Goal of the exercise: Search the listing below for "Index". Copy each matching line.

Stored data:
----------

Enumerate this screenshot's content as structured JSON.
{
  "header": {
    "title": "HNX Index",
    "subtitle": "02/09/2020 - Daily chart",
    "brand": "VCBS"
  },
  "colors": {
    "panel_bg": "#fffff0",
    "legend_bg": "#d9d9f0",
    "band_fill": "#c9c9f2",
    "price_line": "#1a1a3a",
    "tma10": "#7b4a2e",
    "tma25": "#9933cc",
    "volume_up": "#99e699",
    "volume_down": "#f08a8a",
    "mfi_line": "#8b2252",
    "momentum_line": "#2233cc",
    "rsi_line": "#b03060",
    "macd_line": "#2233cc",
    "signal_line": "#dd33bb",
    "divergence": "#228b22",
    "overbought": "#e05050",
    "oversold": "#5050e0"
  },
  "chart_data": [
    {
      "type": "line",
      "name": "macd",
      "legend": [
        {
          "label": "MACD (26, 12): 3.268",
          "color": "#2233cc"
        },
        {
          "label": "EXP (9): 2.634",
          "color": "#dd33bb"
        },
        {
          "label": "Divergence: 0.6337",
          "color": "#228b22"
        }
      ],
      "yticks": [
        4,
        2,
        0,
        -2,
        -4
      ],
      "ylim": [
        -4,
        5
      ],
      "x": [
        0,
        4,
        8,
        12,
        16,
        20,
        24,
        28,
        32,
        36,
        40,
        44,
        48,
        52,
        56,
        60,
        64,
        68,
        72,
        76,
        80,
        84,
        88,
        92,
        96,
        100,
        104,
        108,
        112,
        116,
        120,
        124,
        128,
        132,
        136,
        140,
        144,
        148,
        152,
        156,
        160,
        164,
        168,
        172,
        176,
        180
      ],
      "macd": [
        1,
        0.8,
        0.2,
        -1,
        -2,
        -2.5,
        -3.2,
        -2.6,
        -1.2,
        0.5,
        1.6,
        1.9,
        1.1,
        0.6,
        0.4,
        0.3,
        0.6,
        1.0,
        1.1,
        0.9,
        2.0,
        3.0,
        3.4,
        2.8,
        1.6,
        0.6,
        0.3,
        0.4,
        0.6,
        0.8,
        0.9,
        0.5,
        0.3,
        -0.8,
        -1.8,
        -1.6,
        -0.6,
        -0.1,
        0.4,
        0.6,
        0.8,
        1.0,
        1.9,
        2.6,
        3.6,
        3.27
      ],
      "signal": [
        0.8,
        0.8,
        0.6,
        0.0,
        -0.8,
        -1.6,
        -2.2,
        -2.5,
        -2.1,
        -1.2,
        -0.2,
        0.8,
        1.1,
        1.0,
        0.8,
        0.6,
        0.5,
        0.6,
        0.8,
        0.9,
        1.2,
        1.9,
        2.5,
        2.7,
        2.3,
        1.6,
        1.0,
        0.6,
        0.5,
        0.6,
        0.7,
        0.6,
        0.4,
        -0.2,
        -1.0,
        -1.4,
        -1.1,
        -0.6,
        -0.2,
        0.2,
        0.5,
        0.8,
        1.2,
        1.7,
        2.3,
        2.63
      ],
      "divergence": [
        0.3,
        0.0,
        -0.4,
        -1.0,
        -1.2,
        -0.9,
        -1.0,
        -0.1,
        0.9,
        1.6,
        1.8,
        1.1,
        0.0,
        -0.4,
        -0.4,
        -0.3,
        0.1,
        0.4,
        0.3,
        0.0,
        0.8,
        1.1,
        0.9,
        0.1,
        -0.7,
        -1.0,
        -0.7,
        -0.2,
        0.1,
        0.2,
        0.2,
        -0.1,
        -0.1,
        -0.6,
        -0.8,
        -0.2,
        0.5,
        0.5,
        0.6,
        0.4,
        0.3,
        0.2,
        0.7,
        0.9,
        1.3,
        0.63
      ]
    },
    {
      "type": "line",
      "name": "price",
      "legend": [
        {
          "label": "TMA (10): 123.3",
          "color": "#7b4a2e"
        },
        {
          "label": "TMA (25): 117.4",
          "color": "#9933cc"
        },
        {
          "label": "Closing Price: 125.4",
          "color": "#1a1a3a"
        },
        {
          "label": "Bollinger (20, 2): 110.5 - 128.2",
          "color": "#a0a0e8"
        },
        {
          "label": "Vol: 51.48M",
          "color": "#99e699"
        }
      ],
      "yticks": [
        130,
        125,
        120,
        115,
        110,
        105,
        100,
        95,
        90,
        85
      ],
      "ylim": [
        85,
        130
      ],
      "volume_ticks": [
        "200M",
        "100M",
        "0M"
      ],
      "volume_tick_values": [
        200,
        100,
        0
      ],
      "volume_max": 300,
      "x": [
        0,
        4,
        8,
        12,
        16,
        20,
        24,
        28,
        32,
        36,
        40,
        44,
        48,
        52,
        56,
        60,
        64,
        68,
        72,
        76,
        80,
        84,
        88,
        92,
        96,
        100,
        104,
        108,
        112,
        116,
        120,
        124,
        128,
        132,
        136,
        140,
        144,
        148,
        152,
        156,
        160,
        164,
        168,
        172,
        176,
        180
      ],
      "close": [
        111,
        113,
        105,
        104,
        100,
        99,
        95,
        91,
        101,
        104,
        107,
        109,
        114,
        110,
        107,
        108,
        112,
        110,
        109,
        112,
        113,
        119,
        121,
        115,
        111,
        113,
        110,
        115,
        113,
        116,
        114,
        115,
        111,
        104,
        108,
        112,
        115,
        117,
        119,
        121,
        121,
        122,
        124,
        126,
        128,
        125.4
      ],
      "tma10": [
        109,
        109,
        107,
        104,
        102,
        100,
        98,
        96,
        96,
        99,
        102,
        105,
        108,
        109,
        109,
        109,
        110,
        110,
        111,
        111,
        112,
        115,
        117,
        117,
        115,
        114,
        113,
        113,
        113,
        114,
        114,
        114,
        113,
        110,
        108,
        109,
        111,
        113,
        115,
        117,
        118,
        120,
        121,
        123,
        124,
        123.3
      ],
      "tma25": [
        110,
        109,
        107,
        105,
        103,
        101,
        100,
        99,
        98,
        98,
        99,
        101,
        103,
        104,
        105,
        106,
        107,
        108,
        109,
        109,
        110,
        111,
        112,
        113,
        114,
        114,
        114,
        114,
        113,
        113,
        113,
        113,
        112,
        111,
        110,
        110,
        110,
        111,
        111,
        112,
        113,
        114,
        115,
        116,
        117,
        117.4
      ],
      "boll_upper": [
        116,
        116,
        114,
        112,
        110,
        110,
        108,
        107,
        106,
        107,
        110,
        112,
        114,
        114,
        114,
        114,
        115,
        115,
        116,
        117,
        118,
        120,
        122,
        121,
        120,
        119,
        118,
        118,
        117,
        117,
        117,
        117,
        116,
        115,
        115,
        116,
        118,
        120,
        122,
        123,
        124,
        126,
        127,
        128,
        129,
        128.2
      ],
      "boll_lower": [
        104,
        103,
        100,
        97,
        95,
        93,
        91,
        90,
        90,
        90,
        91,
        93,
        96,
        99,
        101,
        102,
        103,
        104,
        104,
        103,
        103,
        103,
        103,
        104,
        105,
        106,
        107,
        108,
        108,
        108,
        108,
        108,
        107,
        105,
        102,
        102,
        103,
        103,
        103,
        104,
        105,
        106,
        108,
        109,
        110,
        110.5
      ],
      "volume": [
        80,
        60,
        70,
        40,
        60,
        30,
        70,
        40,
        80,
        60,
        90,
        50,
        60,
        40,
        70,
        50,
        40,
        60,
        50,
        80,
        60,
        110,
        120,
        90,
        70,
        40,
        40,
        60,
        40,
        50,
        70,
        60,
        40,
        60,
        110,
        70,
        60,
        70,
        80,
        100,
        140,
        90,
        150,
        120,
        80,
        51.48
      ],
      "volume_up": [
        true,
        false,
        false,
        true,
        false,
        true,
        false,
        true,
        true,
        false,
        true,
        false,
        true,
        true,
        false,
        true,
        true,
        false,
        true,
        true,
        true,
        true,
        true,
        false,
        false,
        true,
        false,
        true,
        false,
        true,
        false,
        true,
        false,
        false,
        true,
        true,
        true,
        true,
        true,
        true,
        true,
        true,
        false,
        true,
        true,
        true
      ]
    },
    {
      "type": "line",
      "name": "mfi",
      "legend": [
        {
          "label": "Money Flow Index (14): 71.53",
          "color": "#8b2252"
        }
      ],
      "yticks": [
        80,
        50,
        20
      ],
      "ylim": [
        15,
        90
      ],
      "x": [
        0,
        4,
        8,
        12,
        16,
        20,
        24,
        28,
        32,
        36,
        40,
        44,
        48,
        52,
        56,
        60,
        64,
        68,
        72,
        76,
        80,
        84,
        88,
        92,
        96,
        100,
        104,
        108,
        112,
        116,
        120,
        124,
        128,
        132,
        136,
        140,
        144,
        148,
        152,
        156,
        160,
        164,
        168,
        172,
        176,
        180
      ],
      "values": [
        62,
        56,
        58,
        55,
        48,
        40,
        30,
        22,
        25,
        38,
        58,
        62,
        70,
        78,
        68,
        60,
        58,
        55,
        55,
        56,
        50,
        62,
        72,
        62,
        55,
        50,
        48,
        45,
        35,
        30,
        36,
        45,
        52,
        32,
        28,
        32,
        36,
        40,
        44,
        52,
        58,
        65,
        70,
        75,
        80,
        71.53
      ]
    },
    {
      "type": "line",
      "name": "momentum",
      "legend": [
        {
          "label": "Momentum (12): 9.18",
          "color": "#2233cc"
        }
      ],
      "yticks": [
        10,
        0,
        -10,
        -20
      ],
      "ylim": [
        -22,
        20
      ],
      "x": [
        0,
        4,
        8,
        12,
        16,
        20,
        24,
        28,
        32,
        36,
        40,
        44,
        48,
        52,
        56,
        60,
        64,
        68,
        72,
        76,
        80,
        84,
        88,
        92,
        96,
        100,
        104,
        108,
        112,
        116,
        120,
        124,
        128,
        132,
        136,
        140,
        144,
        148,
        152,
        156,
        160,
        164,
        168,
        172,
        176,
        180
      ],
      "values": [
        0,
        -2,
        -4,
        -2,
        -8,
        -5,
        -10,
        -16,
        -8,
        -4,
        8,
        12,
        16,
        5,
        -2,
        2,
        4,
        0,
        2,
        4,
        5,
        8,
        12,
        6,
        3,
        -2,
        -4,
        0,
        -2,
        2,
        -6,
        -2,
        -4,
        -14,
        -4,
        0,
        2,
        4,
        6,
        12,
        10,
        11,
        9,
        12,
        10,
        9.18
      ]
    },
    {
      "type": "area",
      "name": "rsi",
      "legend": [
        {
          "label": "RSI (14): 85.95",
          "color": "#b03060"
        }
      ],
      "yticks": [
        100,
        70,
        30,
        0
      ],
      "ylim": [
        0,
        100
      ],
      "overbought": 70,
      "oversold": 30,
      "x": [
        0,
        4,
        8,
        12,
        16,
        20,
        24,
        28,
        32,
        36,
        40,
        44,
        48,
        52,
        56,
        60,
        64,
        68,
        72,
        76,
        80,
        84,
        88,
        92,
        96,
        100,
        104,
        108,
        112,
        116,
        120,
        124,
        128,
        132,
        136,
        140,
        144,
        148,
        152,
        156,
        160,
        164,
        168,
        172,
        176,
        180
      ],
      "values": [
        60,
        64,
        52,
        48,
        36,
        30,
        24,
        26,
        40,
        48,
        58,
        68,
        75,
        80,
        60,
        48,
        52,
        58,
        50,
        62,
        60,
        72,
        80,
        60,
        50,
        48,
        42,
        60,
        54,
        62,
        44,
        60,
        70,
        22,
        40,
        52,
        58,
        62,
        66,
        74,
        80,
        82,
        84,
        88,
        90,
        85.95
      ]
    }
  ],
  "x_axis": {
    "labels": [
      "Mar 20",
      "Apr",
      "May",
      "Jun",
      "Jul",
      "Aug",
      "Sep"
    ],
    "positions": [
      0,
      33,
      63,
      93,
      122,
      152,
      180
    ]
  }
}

----------

Task output:
    "title": "HNX Index",
          "label": "Money Flow Index (14): 71.53",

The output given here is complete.